Given problem :: Check every line below for the word "سعيد" and show those that hold it.

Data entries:
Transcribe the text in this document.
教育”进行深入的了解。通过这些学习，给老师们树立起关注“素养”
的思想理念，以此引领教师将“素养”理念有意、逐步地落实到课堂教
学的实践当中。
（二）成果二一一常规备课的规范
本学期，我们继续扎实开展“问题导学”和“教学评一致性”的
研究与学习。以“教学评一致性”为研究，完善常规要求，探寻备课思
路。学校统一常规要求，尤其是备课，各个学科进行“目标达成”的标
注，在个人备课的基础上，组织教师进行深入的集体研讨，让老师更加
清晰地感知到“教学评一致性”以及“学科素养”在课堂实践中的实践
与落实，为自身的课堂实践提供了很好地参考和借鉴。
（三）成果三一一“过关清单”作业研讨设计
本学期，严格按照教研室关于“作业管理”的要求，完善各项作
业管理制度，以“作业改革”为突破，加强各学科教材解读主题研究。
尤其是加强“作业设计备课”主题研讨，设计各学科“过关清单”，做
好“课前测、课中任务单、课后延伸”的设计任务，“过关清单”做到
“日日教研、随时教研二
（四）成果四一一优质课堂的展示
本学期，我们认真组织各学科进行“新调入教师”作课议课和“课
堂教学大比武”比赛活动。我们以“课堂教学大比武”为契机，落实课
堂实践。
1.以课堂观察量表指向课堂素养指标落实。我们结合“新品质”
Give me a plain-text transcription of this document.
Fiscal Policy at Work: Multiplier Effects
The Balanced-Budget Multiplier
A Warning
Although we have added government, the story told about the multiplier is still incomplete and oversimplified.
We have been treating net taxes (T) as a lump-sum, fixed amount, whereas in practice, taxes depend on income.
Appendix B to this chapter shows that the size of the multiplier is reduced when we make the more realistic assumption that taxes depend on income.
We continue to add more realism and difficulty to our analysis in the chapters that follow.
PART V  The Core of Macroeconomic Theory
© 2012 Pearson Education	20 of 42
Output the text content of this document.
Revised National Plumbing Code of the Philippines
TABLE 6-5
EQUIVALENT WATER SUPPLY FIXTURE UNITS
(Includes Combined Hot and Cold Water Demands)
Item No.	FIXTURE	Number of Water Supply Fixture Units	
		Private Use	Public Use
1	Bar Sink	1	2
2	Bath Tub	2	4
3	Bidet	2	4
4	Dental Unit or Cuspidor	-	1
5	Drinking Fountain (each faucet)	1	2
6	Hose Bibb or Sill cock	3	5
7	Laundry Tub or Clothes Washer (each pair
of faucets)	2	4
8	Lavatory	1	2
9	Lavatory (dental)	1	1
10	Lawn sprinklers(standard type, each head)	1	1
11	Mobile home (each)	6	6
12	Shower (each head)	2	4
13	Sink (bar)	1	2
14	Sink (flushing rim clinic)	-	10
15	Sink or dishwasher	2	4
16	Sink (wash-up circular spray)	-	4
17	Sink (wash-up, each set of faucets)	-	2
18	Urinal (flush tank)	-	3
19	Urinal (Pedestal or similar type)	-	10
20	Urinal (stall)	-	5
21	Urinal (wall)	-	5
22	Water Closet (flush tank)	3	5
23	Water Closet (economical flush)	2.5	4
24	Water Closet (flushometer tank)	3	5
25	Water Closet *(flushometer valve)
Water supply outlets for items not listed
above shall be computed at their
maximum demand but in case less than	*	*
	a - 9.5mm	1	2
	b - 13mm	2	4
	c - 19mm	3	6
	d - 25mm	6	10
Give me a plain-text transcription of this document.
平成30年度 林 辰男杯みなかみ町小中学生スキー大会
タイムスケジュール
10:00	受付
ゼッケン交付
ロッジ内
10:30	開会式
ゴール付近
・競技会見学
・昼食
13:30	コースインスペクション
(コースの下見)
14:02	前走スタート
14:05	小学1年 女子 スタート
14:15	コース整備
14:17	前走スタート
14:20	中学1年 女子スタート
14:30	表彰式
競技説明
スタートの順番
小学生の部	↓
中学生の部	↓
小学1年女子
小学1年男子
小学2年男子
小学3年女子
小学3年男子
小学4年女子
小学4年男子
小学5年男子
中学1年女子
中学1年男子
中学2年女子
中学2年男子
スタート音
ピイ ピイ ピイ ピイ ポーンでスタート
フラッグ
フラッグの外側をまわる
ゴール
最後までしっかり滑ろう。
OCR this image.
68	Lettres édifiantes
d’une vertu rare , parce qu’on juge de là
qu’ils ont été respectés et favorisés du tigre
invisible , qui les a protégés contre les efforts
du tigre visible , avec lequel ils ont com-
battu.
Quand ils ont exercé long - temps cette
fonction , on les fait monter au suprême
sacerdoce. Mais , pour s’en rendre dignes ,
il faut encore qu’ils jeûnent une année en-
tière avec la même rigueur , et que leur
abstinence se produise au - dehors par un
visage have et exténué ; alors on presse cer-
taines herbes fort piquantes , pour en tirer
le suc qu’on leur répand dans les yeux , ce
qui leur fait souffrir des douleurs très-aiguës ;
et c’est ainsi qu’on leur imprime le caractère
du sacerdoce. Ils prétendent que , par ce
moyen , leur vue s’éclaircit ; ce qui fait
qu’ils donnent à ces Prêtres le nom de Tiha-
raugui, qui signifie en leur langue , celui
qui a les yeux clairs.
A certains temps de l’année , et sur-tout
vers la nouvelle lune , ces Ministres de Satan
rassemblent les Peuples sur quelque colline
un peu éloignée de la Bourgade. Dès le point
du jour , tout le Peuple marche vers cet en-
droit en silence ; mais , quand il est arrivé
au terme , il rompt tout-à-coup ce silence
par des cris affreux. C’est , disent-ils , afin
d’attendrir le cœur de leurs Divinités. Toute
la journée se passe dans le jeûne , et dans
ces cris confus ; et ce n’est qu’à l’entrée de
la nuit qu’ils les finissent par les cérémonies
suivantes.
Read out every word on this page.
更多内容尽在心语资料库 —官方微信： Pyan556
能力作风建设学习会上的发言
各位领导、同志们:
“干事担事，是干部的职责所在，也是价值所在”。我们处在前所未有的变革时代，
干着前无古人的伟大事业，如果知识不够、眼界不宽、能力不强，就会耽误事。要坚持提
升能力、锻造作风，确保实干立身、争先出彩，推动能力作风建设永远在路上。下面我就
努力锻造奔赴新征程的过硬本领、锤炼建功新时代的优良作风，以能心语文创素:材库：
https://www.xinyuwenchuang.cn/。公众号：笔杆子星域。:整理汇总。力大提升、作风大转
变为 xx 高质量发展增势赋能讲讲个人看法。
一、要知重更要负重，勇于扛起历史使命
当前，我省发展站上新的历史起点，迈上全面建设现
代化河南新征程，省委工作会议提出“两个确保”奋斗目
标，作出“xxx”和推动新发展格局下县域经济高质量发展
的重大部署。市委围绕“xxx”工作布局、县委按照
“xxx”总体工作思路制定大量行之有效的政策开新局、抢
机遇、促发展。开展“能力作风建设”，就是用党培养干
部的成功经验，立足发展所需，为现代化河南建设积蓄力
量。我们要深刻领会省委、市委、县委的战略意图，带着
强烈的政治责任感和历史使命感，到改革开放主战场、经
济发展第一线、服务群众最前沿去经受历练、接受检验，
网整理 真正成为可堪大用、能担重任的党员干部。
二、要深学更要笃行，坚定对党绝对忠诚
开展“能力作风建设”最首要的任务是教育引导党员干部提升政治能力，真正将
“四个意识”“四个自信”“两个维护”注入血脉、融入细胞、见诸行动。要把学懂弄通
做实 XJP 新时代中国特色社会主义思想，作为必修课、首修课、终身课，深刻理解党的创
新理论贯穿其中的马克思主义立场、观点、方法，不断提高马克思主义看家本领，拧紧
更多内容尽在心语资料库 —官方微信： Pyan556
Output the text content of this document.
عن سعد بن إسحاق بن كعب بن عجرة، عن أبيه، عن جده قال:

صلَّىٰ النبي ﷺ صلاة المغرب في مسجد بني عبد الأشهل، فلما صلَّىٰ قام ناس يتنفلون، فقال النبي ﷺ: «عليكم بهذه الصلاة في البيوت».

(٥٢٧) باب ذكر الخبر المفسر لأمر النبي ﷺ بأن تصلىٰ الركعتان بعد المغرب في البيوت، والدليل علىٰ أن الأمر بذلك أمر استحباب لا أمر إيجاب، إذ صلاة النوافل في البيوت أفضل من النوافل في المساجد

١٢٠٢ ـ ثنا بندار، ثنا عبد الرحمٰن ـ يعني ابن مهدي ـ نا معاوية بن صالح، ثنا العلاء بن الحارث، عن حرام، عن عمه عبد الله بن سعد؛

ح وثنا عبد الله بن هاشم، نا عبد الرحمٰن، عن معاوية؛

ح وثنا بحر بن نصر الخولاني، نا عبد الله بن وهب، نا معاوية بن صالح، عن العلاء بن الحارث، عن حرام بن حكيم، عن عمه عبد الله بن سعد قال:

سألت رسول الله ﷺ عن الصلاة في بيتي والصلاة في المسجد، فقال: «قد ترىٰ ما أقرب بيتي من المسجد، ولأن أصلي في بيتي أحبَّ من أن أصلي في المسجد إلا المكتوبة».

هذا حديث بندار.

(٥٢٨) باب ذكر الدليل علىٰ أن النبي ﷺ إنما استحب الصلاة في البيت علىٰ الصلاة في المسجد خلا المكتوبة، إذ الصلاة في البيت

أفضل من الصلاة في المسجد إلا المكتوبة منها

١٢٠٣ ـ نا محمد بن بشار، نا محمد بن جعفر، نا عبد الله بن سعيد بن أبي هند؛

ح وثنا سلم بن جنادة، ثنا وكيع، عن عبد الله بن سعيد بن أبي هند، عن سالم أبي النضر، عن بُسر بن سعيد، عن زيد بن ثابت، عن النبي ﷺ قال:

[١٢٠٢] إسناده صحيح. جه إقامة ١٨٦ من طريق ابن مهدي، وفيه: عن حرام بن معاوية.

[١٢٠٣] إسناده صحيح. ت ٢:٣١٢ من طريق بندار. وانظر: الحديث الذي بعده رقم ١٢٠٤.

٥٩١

Exercise solution ::
١٢٠٣ ـ نا محمد بن بشار، نا محمد بن جعفر، نا عبد الله بن سعيد بن أبي هند؛
ح وثنا سلم بن جنادة، ثنا وكيع، عن عبد الله بن سعيد بن أبي هند، عن سالم أبي النضر، عن بُسر بن سعيد، عن زيد بن ثابت، عن النبي ﷺ قال:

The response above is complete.